SHORT EXERCISE: Only the pictures stay out; every record is to be quoted exactly.

DATA FOR PROCESSING:

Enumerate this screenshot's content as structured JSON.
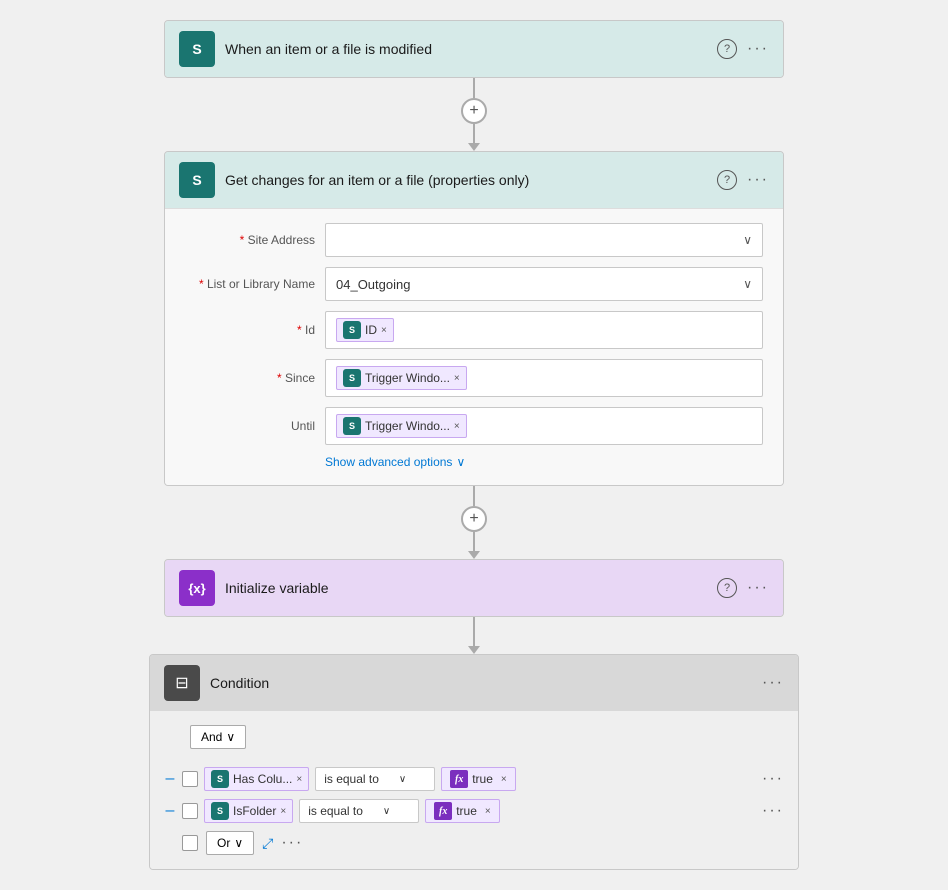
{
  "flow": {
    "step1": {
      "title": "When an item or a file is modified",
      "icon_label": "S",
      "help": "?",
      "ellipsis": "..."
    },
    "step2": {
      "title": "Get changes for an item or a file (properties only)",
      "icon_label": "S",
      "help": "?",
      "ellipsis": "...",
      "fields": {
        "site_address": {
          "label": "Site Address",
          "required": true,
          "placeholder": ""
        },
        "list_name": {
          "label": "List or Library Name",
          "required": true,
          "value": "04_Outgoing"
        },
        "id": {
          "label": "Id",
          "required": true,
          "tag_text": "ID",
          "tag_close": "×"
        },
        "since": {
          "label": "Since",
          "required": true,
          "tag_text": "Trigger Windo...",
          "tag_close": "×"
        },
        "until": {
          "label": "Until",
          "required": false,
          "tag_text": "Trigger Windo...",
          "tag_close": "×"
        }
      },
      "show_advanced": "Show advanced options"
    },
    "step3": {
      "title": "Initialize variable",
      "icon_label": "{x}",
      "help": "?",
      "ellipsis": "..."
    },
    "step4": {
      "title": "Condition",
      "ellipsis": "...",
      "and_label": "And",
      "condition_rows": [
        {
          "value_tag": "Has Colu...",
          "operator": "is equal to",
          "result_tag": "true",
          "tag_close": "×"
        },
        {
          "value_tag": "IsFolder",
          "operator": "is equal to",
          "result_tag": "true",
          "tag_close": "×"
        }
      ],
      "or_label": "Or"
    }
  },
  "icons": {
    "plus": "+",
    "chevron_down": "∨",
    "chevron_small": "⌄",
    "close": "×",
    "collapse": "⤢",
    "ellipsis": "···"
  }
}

THE RESPONSE:
Enumerate this screenshot's content as structured JSON.
{
  "flow": {
    "step1": {
      "title": "When an item or a file is modified",
      "icon_label": "S",
      "help": "?",
      "ellipsis": "..."
    },
    "step2": {
      "title": "Get changes for an item or a file (properties only)",
      "icon_label": "S",
      "help": "?",
      "ellipsis": "...",
      "fields": {
        "site_address": {
          "label": "Site Address",
          "required": true,
          "placeholder": ""
        },
        "list_name": {
          "label": "List or Library Name",
          "required": true,
          "value": "04_Outgoing"
        },
        "id": {
          "label": "Id",
          "required": true,
          "tag_text": "ID",
          "tag_close": "×"
        },
        "since": {
          "label": "Since",
          "required": true,
          "tag_text": "Trigger Windo...",
          "tag_close": "×"
        },
        "until": {
          "label": "Until",
          "required": false,
          "tag_text": "Trigger Windo...",
          "tag_close": "×"
        }
      },
      "show_advanced": "Show advanced options"
    },
    "step3": {
      "title": "Initialize variable",
      "icon_label": "{x}",
      "help": "?",
      "ellipsis": "..."
    },
    "step4": {
      "title": "Condition",
      "ellipsis": "...",
      "and_label": "And",
      "condition_rows": [
        {
          "value_tag": "Has Colu...",
          "operator": "is equal to",
          "result_tag": "true",
          "tag_close": "×"
        },
        {
          "value_tag": "IsFolder",
          "operator": "is equal to",
          "result_tag": "true",
          "tag_close": "×"
        }
      ],
      "or_label": "Or"
    }
  },
  "icons": {
    "plus": "+",
    "chevron_down": "∨",
    "chevron_small": "⌄",
    "close": "×",
    "collapse": "⤢",
    "ellipsis": "···"
  }
}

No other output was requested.